* **DOCUMENT**
On the evening of December 21 local time, a large-scale power outage hit San Francisco, USA.

But who would have thought that besides disrupting the daily lives of 130,000 residents, the outage would even paralyze the city’s traffic!

As traffic lights completely went out, fleets of Waymo’s Robotaxi autonomous taxis were left stranded, completely blocking intersections.

Worse still, there were no safety drivers on board...

This meant they couldn’t move themselves to safe areas on their own, and had to wait for remote operators to take control one by one or for on-site rescue.

However, the rescuers were often blocked at the next intersection by another group of Robotaxis.

Autonomous driving and Robotaxis have long been controversial locally. This failure at a critical moment only added fuel to the fire, further alienating the public.

At this point, Elon Musk—who has always looked down on Waymo—quickly jumped in to rub salt in the wound:

“The power outage had no impact on Tesla’s Robotaxi operations.”

The stranded Waymo vehicles and Tesla’s unimpeded ones formed a stark contrast—as the saying goes, “One shines brighter by comparison.”

For this reason, some American netizens commented: “If I were Waymo, I’d just call it quits! Tesla will surely dominate the autonomous driving industry from now on—what’s the point of continuing?”

However, others reject the logic that “Tesla didn’t stall = FSD technology is more advanced.”

After all, autonomous driving needs to handle countless scenarios. A fair and objective evaluation must consider response strategies across various complex situations, with power outages being just one of them.

Nevertheless, it is an undeniable fact that Waymo’s Robotaxis have shortcomings and flaws.

Let’s first explain why Waymo vehicles collectively stalled at intersections.

Waymo Drive, an out-of-the-box L4 autonomous driving system, belongs to the typical “map-heavy, rule-heavy” school.

Its operation process is: draw high-precision maps → perceive real-time information through multi-redundancy systems → make predictions based on existing rules → plan and execute routes.

Honed by over 100 million miles of real-road data, Waymo Drive can be considered relatively mature.

For example, some netizens questioned that Waymo failed to understand basic road rules, leading to “confusion” at intersections during the outage—but this is actually unfair.

As highlighted in the regulations, when traffic signals are inoperable, all directions must stop first and proceed only after confirming safety.

* **SOURCE EXCERPT**

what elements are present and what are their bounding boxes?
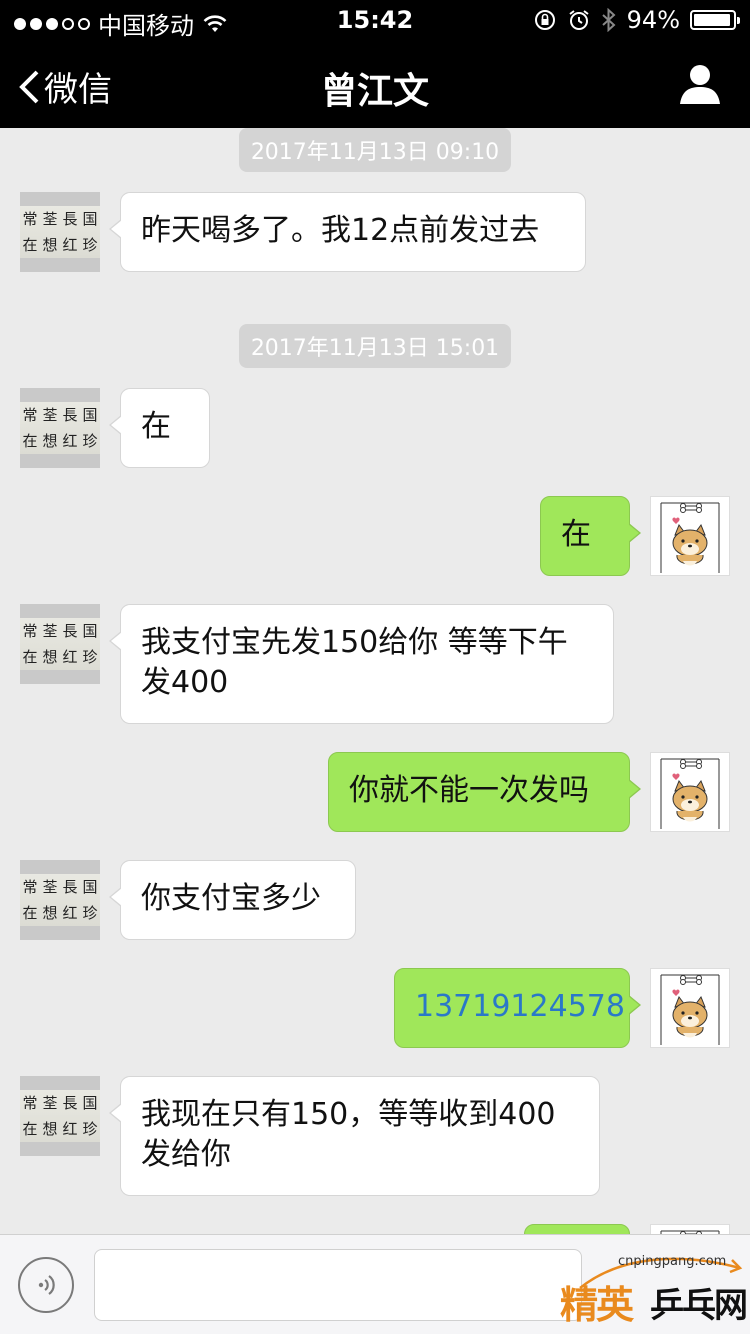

* **DESCRIPTION OF THE TASK**
Copy from the San Francisco outage article, word for word, the passage between "Nevertheless, it is" and "after confirming safety.", inclusive.

* **RIGHT ANSWER**
Nevertheless, it is an undeniable fact that Waymo’s Robotaxis have shortcomings and flaws.

Let’s first explain why Waymo vehicles collectively stalled at intersections.

Waymo Drive, an out-of-the-box L4 autonomous driving system, belongs to the typical “map-heavy, rule-heavy” school.

Its operation process is: draw high-precision maps → perceive real-time information through multi-redundancy systems → make predictions based on existing rules → plan and execute routes.

Honed by over 100 million miles of real-road data, Waymo Drive can be considered relatively mature.

For example, some netizens questioned that Waymo failed to understand basic road rules, leading to “confusion” at intersections during the outage—but this is actually unfair.

As highlighted in the regulations, when traffic signals are inoperable, all directions must stop first and proceed only after confirming safety.